▶ [AUSZUG]:

------------------------------------------------

# Arraylist als xml speichern/ laden



## mäcjava (8. Jun 2009)

Hallo,

ich möchte eine Arraylist als xml Datei speichern. Ich habe mich schon eine weile damit beschäftigt, aber noch keinen eleganten Weg gefunden. Könnt ihr mir da weiter helfen..danke !!!


----------



## Noctarius (8. Jun 2009)

XmlEncoder und XmlDecoder sind das Zauberwort. Ansonsten wenn du ein bestimmtes Format benötigst (z.B. auf Basis eines XSDs) dann JAXB, XmlBeans oder oder oder...

XMLEncoder (Java 2 Platform SE 5.0)


----------



## mäcjava (9. Jun 2009)

Ich komme da einfach nicht weiter:


public void save_xml() throws FileNotFoundException{
		  XMLEncoder e = new XMLEncoder(
                  new BufferedOutputStream(
                      new FileOutputStream("Test.xml")));
     e.writeObject(array_list);
    e.close();

XML Ausgabe
<?xml version="1.0" encoding="UTF-8"?> 
<java version="1.6.0_13" class="java.beans.XMLDecoder"> 
 <object class="Verwaltung"/> 
</java> 

Was mache ich da falsch ???


----------

------------------------------------------------

▶ [ANGEZEIGTE DATEN]:
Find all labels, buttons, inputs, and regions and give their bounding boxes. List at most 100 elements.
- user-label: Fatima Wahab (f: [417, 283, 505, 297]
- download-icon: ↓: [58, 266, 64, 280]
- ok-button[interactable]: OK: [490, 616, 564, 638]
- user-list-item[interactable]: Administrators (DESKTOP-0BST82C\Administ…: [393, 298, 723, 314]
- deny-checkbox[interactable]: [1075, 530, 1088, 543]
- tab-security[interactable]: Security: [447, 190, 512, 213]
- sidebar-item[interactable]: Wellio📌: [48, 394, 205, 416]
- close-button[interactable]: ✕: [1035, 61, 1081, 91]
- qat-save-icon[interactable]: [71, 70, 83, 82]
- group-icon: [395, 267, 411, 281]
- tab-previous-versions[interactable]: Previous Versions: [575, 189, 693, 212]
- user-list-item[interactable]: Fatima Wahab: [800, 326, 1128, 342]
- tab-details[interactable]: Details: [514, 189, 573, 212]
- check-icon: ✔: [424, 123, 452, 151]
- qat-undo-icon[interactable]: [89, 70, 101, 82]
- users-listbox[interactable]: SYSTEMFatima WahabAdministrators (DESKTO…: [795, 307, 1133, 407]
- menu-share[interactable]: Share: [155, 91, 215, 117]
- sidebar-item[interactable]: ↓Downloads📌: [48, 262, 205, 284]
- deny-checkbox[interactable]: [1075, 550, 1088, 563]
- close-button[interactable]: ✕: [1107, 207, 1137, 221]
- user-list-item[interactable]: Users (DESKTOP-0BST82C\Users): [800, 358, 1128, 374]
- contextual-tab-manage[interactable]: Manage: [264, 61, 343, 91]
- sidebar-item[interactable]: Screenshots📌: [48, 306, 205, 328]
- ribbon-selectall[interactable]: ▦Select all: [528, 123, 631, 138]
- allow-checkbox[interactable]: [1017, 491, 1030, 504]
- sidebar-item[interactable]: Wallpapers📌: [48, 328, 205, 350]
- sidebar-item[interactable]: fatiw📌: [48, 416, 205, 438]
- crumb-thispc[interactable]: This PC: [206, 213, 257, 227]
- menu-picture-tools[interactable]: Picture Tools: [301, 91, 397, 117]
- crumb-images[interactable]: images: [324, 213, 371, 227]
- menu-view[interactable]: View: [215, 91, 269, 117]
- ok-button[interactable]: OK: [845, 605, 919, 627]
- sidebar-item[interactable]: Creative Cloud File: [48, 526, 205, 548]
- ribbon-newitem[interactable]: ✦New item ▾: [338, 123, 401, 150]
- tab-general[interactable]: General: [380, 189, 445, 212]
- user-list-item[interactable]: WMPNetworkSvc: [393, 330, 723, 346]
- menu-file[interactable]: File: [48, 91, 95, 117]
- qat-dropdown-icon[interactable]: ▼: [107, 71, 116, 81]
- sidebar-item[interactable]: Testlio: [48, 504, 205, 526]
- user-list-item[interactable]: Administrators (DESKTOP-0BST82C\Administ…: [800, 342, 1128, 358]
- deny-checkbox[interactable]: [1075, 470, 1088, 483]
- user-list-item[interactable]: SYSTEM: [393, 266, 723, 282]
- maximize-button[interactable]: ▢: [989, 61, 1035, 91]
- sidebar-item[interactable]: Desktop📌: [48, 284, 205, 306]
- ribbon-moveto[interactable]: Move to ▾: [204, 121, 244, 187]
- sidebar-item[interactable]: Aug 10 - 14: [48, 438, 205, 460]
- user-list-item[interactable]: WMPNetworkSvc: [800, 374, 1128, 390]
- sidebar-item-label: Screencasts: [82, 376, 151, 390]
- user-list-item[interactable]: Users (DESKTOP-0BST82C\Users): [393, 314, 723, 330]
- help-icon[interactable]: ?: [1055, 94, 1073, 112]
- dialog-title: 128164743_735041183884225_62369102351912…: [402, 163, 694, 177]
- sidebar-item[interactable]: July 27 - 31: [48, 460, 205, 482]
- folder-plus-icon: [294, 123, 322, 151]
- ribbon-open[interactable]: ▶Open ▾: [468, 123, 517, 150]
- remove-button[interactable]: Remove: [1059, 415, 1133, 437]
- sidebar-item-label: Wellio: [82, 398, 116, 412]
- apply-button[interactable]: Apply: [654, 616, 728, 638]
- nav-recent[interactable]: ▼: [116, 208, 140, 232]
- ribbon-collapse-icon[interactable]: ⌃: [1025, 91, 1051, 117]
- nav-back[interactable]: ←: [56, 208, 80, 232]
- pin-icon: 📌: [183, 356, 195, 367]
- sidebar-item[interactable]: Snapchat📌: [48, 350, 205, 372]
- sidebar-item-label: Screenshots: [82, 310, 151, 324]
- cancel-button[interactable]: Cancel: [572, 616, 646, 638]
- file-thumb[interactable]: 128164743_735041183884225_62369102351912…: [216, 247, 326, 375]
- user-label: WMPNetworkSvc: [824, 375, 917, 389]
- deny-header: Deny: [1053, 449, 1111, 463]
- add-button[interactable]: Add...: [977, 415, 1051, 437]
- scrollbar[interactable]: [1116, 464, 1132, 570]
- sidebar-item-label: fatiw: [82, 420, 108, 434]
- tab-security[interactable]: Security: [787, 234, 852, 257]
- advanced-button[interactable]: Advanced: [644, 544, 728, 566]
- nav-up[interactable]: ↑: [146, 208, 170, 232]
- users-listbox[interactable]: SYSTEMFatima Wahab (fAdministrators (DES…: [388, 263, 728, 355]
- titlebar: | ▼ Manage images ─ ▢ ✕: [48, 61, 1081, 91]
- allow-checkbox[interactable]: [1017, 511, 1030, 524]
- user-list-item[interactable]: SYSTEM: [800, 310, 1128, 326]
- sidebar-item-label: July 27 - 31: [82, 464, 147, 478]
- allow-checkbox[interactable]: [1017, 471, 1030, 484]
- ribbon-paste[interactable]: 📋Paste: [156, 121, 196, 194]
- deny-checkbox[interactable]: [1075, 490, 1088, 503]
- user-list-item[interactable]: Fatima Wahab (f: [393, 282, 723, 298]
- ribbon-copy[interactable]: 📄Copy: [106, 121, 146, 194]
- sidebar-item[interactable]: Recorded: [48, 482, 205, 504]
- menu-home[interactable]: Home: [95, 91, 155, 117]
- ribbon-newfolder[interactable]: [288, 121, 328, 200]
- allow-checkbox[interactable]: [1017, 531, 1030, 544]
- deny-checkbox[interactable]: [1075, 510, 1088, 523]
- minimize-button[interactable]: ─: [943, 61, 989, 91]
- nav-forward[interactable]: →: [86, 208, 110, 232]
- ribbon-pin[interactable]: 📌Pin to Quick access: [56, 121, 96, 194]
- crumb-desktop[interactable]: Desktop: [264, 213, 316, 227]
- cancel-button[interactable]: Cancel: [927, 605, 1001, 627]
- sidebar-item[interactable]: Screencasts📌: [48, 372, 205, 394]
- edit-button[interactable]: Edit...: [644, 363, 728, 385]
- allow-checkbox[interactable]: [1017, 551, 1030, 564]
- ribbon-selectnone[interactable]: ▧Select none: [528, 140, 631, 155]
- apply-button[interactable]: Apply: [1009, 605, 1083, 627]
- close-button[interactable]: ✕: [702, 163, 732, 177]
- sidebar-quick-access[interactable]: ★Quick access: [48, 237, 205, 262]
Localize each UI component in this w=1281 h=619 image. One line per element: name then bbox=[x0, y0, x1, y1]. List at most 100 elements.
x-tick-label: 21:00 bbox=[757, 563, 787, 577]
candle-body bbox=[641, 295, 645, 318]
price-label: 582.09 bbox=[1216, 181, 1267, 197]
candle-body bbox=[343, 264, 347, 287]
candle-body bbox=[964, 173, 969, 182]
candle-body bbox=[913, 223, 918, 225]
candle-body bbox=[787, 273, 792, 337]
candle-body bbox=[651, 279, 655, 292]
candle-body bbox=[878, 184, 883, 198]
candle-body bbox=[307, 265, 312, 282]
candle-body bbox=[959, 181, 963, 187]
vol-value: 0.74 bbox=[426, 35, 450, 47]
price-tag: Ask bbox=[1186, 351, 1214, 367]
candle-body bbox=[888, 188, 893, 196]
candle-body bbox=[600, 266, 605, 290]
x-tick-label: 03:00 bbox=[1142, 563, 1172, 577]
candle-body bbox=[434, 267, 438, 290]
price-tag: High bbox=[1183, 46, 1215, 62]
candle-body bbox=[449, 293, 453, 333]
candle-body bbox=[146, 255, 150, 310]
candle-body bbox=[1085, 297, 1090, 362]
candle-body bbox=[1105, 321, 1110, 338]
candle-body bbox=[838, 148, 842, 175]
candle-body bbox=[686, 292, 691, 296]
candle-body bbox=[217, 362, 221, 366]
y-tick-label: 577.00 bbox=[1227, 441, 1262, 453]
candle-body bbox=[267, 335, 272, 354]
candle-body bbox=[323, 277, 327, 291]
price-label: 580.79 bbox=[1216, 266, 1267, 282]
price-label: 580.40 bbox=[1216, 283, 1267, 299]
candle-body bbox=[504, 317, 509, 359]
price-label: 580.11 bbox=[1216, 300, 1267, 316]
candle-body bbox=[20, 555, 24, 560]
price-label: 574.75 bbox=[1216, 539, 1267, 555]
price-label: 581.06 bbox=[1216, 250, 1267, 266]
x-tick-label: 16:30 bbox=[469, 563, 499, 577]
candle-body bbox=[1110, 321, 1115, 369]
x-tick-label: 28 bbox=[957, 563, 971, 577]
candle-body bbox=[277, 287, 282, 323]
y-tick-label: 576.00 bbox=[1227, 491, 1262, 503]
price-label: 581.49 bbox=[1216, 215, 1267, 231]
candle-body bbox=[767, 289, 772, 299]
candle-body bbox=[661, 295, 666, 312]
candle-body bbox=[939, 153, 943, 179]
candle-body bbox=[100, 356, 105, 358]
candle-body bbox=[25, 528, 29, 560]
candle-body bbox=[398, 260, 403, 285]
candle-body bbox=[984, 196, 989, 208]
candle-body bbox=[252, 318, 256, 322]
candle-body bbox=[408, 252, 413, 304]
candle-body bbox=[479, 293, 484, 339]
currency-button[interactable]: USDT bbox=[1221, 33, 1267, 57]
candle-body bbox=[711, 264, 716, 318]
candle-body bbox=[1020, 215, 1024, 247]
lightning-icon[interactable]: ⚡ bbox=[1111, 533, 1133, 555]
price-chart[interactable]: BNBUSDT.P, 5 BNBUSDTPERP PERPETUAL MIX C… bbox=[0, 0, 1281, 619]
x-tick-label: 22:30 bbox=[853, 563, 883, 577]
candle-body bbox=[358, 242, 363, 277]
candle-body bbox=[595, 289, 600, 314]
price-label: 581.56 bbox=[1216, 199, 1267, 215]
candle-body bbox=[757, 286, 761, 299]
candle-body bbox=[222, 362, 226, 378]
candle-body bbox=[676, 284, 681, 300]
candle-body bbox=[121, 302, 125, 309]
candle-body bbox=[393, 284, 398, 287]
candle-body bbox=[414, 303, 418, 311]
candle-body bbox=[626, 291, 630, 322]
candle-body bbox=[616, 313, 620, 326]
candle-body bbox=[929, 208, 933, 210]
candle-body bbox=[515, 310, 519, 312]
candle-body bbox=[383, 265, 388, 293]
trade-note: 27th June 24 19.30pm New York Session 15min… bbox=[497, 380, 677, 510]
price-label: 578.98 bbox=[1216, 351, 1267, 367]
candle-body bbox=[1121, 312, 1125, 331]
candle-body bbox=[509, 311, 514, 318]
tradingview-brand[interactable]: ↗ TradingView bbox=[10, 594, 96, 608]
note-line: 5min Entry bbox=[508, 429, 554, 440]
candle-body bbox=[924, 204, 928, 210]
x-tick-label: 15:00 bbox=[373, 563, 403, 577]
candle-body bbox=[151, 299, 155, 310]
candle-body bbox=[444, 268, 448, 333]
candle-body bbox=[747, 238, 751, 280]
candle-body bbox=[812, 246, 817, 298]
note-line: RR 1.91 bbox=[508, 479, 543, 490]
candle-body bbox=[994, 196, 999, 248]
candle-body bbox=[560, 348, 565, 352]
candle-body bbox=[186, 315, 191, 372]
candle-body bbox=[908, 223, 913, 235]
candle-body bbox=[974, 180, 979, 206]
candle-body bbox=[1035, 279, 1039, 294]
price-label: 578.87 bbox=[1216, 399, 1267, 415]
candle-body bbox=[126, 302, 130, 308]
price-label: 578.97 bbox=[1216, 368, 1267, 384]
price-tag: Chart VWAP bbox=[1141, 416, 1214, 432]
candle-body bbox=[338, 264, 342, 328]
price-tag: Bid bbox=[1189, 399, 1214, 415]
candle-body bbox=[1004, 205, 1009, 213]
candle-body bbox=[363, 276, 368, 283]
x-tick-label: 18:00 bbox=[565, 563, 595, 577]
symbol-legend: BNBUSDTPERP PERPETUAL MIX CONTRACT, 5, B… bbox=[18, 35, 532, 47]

------------------------------------------------

▶ [AUFGABE]:
Unter welchem Dateinamen speichert der Code im Auszug die XML-Datei?

▶ [ANTWORT]:
Test.xml